┌──
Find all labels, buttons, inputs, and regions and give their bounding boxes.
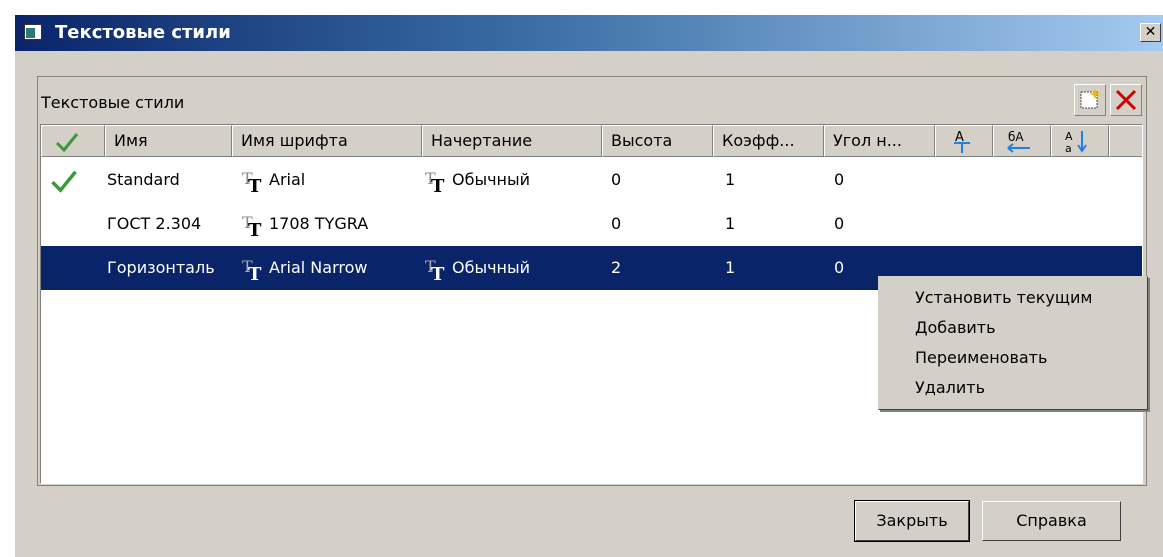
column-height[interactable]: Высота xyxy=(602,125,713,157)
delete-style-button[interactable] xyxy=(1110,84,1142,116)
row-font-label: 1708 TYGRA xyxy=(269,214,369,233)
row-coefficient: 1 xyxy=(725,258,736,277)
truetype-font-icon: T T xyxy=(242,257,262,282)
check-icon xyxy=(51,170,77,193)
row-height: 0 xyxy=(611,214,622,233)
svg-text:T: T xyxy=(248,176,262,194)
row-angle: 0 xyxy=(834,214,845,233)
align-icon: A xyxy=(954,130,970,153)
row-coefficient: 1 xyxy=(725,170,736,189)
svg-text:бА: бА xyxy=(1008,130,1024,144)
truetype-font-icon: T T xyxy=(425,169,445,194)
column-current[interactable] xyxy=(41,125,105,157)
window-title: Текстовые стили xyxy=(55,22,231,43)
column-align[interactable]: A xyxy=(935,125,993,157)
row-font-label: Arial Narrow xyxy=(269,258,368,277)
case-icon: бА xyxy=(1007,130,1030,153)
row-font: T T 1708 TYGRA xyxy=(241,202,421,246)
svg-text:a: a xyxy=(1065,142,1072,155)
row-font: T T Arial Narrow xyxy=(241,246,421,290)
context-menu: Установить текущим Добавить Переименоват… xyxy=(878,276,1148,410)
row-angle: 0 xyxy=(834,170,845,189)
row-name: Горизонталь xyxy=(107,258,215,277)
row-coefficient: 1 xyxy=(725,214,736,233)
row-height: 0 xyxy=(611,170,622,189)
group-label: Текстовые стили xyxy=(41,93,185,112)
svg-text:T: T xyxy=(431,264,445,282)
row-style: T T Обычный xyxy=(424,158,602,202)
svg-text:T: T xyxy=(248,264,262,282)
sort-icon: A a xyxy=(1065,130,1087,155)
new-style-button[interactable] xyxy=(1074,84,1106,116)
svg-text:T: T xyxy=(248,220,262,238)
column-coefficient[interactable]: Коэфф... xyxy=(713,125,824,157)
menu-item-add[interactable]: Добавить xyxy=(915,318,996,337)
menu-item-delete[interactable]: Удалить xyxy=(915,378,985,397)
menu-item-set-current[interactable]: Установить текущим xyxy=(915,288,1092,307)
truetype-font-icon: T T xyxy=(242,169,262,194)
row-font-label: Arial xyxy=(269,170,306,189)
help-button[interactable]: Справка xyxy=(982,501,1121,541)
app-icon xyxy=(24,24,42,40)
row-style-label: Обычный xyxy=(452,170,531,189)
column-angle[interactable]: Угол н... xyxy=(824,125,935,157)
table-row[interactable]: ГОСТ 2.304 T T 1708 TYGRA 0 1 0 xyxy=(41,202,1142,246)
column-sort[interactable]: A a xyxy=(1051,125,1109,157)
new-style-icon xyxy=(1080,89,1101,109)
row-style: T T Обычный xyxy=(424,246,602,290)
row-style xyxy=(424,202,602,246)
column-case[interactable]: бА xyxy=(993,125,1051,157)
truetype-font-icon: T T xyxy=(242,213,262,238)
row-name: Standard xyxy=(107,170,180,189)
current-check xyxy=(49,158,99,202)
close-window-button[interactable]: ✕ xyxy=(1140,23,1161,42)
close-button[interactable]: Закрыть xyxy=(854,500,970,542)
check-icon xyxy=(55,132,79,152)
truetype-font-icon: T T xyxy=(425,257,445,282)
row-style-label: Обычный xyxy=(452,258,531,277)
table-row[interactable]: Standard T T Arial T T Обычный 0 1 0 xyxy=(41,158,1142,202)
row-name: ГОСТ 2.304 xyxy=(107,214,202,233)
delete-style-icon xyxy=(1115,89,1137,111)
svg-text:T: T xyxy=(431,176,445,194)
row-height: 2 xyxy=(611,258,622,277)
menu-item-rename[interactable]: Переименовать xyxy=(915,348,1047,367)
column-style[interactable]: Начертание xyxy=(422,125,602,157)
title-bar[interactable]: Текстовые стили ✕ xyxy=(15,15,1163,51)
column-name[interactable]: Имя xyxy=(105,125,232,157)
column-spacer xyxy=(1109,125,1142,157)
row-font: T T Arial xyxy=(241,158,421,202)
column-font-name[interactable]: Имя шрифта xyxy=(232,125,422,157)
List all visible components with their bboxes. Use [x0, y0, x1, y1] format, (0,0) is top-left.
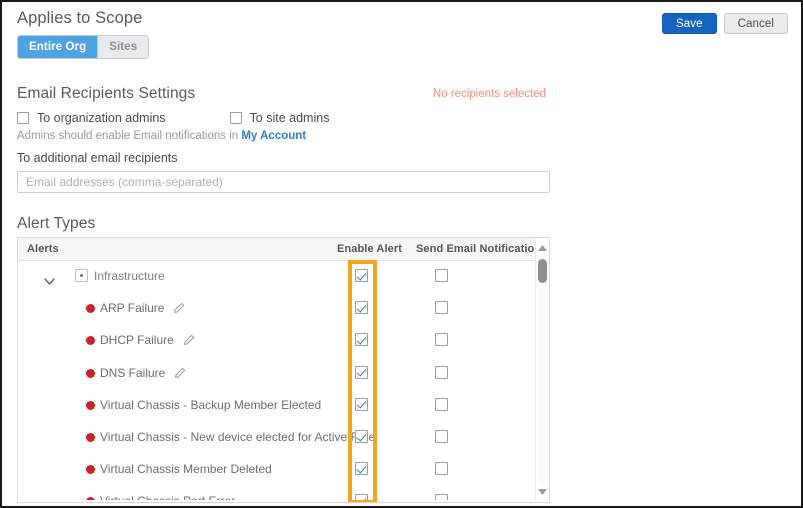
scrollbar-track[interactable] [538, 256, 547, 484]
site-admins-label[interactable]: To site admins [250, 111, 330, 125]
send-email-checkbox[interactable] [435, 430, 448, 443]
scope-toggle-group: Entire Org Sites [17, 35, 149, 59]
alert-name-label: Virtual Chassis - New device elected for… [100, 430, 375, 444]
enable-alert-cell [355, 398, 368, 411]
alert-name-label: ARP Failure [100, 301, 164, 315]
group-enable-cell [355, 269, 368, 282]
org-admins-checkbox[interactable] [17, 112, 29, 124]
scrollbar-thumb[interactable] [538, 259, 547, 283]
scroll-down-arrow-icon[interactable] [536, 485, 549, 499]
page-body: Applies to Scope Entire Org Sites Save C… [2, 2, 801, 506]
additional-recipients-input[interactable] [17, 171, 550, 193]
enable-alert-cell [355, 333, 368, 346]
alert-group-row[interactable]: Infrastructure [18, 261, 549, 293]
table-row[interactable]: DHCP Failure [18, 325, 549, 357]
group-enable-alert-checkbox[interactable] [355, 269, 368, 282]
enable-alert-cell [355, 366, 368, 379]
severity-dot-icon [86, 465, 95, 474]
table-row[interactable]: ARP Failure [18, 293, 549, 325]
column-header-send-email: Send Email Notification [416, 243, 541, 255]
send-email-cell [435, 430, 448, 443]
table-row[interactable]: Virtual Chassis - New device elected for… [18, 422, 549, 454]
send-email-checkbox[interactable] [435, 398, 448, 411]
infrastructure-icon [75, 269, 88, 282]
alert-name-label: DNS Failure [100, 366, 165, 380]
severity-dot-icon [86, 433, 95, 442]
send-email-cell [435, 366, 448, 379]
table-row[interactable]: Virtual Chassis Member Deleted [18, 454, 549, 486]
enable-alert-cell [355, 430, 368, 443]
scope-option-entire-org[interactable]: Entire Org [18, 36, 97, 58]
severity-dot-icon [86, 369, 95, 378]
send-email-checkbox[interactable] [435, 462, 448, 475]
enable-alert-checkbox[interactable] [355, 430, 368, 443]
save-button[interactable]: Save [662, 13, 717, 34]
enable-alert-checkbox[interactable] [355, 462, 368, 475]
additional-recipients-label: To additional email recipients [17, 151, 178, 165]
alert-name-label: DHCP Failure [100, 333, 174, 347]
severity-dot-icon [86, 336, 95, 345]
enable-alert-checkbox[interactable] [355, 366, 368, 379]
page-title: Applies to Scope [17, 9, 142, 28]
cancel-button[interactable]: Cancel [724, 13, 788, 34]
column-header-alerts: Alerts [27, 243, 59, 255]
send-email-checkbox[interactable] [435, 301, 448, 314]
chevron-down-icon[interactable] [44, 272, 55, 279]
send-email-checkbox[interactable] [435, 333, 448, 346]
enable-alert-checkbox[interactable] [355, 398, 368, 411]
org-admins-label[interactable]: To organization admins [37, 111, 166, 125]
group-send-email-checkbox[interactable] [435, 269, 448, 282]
└──
Turn every line of the records above into a JSON list of strings, one string per line, leaving out blank lines and the picture placeholders.

_Exercise response_:
[
  "Find all labels, buttons, inputs, and regions and give their bounding boxes.",
  "column-height[interactable]: Высота xyxy=(602,125,713,157)",
  "delete-style-button[interactable] xyxy=(1110,84,1142,116)",
  "row-font-label: 1708 TYGRA xyxy=(269,214,369,233)",
  "row-coefficient: 1 xyxy=(725,258,736,277)",
  "truetype-font-icon: T T xyxy=(242,257,262,282)",
  "check-icon xyxy=(51,170,77,193)",
  "row-height: 0 xyxy=(611,214,622,233)",
  "svg-text:T: T xyxy=(248,176,262,194)",
  "row-angle: 0 xyxy=(834,214,845,233)",
  "align-icon: A xyxy=(954,130,970,153)",
  "row-coefficient: 1 xyxy=(725,170,736,189)",
  "svg-text:бА: бА xyxy=(1008,130,1024,144)",
  "truetype-font-icon: T T xyxy=(425,169,445,194)",
  "column-current[interactable] xyxy=(41,125,105,157)",
  "window-title: Текстовые стили xyxy=(55,22,231,43)",
  "column-align[interactable]: A xyxy=(935,125,993,157)",
  "row-font-label: Arial Narrow xyxy=(269,258,368,277)",
  "case-icon: бА xyxy=(1007,130,1030,153)",
  "row-font: T T 1708 TYGRA xyxy=(241,202,421,246)",
  "svg-text:a: a xyxy=(1065,142,1072,155)",
  "row-font: T T Arial Narrow xyxy=(241,246,421,290)",
  "context-menu: Установить текущим Добавить Переименоват… xyxy=(878,276,1148,410)",
  "row-angle: 0 xyxy=(834,170,845,189)",
  "row-name: Горизонталь xyxy=(107,258,215,277)",
  "row-coefficient: 1 xyxy=(725,214,736,233)",
  "row-height: 0 xyxy=(611,170,622,189)",
  "group-label: Текстовые стили xyxy=(41,93,185,112)",
  "svg-text:T: T xyxy=(431,264,445,282)",
  "row-style: T T Обычный xyxy=(424,158,602,202)",
  "svg-text:T: T xyxy=(248,264,262,282)",
  "sort-icon: A a xyxy=(1065,130,1087,155)",
  "new-style-button[interactable] xyxy=(1074,84,1106,116)",
  "svg-text:T: T xyxy=(248,220,262,238)",
  "column-coefficient[interactable]: Коэфф... xyxy=(713,125,824,157)",
  "menu-item-add[interactable]: Добавить xyxy=(915,318,996,337)",
  "menu-item-delete[interactable]: Удалить xyxy=(915,378,985,397)",
  "menu-item-set-current[interactable]: Установить текущим xyxy=(915,288,1092,307)",
  "truetype-font-icon: T T xyxy=(242,169,262,194)",
  "row-font-label: Arial xyxy=(269,170,306,189)",
  "help-button[interactable]: Справка xyxy=(982,501,1121,541)",
  "app-icon xyxy=(24,24,42,40)",
  "row-style-label: Обычный xyxy=(452,170,531,189)",
  "column-angle[interactable]: Угол н... xyxy=(824,125,935,157)",
  "table-row[interactable]: ГОСТ 2.304 T T 1708 TYGRA 0 1 0 xyxy=(41,202,1142,246)",
  "column-sort[interactable]: A a xyxy=(1051,125,1109,157)",
  "new-style-icon xyxy=(1080,89,1101,109)",
  "row-style: T T Обычный xyxy=(424,246,602,290)",
  "row-style xyxy=(424,202,602,246)",
  "column-case[interactable]: бА xyxy=(993,125,1051,157)",
  "truetype-font-icon: T T xyxy=(242,213,262,238)",
  "row-name: Standard xyxy=(107,170,180,189)",
  "current-check xyxy=(49,158,99,202)",
  "close-window-button[interactable]: ✕ xyxy=(1140,23,1161,42)",
  "close-button[interactable]: Закрыть xyxy=(854,500,970,542)",
  "check-icon xyxy=(55,132,79,152)",
  "truetype-font-icon: T T xyxy=(425,257,445,282)",
  "row-style-label: Обычный xyxy=(452,258,531,277)",
  "table-row[interactable]: Standard T T Arial T T Обычный 0 1 0 xyxy=(41,158,1142,202)",
  "row-name: ГОСТ 2.304 xyxy=(107,214,202,233)",
  "delete-style-icon xyxy=(1115,89,1137,111)",
  "svg-text:T: T xyxy=(431,176,445,194)",
  "row-height: 2 xyxy=(611,258,622,277)",
  "menu-item-rename[interactable]: Переименовать xyxy=(915,348,1047,367)",
  "column-style[interactable]: Начертание xyxy=(422,125,602,157)",
  "title-bar[interactable]: Текстовые стили ✕ xyxy=(15,15,1163,51)",
  "column-name[interactable]: Имя xyxy=(105,125,232,157)",
  "column-spacer xyxy=(1109,125,1142,157)",
  "row-font: T T Arial xyxy=(241,158,421,202)",
  "column-font-name[interactable]: Имя шрифта xyxy=(232,125,422,157)",
  "List all visible components with their bboxes. Use [x0, y0, x1, y1] format, (0,0) is top-left.",
  "scrollbar-track[interactable] [538, 256, 547, 484]",
  "site-admins-label[interactable]: To site admins [250, 111, 330, 125]",
  "send-email-checkbox[interactable] [435, 430, 448, 443]",
  "scope-toggle-group: Entire Org Sites [17, 35, 149, 59]",
  "alert-name-label: Virtual Chassis - New device elected for… [100, 430, 375, 444]",
  "enable-alert-cell [355, 398, 368, 411]",
  "alert-name-label: ARP Failure [100, 301, 164, 315]",
  "group-enable-cell [355, 269, 368, 282]",
  "org-admins-checkbox[interactable] [17, 112, 29, 124]",
  "scrollbar-thumb[interactable] [538, 259, 547, 283]",
  "scroll-down-arrow-icon[interactable] [536, 485, 549, 499]",
  "page-body: Applies to Scope Entire Org Sites Save C… [2, 2, 801, 506]",
  "additional-recipients-input[interactable] [17, 171, 550, 193]",
  "enable-alert-cell [355, 333, 368, 346]",
  "alert-group-row[interactable]: Infrastructure [18, 261, 549, 293]",
  "table-row[interactable]: DHCP Failure [18, 325, 549, 357]",
  "group-enable-alert-checkbox[interactable] [355, 269, 368, 282]",
  "enable-alert-cell [355, 366, 368, 379]",
  "severity-dot-icon [86, 465, 95, 474]",
  "table-row[interactable]: ARP Failure [18, 293, 549, 325]",
  "column-header-send-email: Send Email Notification [416, 243, 541, 255]",
  "send-email-cell [435, 430, 448, 443]",
  "table-row[interactable]: Virtual Chassis - New device elected for… [18, 422, 549, 454]",
  "send-email-checkbox[interactable] [435, 398, 448, 411]",
  "infrastructure-icon [75, 269, 88, 282]",
  "alert-name-label: DNS Failure [100, 366, 165, 380]",
  "severity-dot-icon [86, 433, 95, 442]",
  "send-email-cell [435, 366, 448, 379]",
  "table-row[interactable]: Virtual Chassis Member Deleted [18, 454, 549, 486]",
  "enable-alert-cell [355, 430, 368, 443]",
  "scope-option-entire-org[interactable]: Entire Org [18, 36, 97, 58]",
  "severity-dot-icon [86, 369, 95, 378]",
  "send-email-checkbox[interactable] [435, 462, 448, 475]",
  "enable-alert-checkbox[interactable] [355, 430, 368, 443]",
  "save-button[interactable]: Save [662, 13, 717, 34]",
  "enable-alert-checkbox[interactable] [355, 462, 368, 475]",
  "additional-recipients-label: To additional email recipients [17, 151, 178, 165]",
  "alert-name-label: DHCP Failure [100, 333, 174, 347]",
  "severity-dot-icon [86, 336, 95, 345]",
  "enable-alert-checkbox[interactable] [355, 366, 368, 379]",
  "page-title: Applies to Scope [17, 9, 142, 28]",
  "cancel-button[interactable]: Cancel [724, 13, 788, 34]",
  "column-header-alerts: Alerts [27, 243, 59, 255]",
  "send-email-checkbox[interactable] [435, 301, 448, 314]",
  "chevron-down-icon[interactable] [44, 272, 55, 279]",
  "send-email-checkbox[interactable] [435, 333, 448, 346]",
  "enable-alert-checkbox[interactable] [355, 398, 368, 411]",
  "org-admins-label[interactable]: To organization admins [37, 111, 166, 125]",
  "group-send-email-checkbox[interactable] [435, 269, 448, 282]"
]